Entries taken from a collection
━━━━
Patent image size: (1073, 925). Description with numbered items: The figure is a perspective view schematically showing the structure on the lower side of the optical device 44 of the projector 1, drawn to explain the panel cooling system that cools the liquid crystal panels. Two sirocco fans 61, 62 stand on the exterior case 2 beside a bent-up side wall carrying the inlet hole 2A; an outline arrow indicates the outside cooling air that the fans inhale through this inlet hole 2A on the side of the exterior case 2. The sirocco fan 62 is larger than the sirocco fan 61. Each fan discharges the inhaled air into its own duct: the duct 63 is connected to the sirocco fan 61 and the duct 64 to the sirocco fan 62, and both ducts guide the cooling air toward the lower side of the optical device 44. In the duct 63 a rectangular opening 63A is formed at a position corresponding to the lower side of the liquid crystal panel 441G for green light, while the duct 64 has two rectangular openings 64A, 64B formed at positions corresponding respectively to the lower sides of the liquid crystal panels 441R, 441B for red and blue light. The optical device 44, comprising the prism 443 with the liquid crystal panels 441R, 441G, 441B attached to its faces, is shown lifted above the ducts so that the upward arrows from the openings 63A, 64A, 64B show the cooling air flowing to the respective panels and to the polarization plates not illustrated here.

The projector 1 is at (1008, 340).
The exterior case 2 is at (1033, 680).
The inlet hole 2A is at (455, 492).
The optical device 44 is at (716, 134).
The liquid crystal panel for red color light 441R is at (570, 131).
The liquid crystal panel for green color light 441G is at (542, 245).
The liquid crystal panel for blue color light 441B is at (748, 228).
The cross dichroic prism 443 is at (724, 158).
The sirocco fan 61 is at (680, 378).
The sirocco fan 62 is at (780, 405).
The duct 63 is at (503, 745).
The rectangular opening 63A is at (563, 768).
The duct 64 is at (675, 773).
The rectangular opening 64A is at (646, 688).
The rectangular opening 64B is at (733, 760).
━━━━
- _Given problem_
Return each line of the items above that contains the word "hole".

- _Answer to this exercise_
Patent image size: (1073, 925). Description with numbered items: The figure is a perspective view schematically showing the structure on the lower side of the optical device 44 of the projector 1, drawn to explain the panel cooling system that cools the liquid crystal panels. Two sirocco fans 61, 62 stand on the exterior case 2 beside a bent-up side wall carrying the inlet hole 2A; an outline arrow indicates the outside cooling air that the fans inhale through this inlet hole 2A on the side of the exterior case 2. The sirocco fan 62 is larger than the sirocco fan 61. Each fan discharges the inhaled air into its own duct: the duct 63 is connected to the sirocco fan 61 and the duct 64 to the sirocco fan 62, and both ducts guide the cooling air toward the lower side of the optical device 44. In the duct 63 a rectangular opening 63A is formed at a position corresponding to the lower side of the liquid crystal panel 441G for green light, while the duct 64 has two rectangular openings 64A, 64B formed at positions corresponding respectively to the lower sides of the liquid crystal panels 441R, 441B for red and blue light. The optical device 44, comprising the prism 443 with the liquid crystal panels 441R, 441G, 441B attached to its faces, is shown lifted above the ducts so that the upward arrows from the openings 63A, 64A, 64B show the cooling air flowing to the respective panels and to the polarization plates not illustrated here.
The inlet hole 2A is at (455, 492).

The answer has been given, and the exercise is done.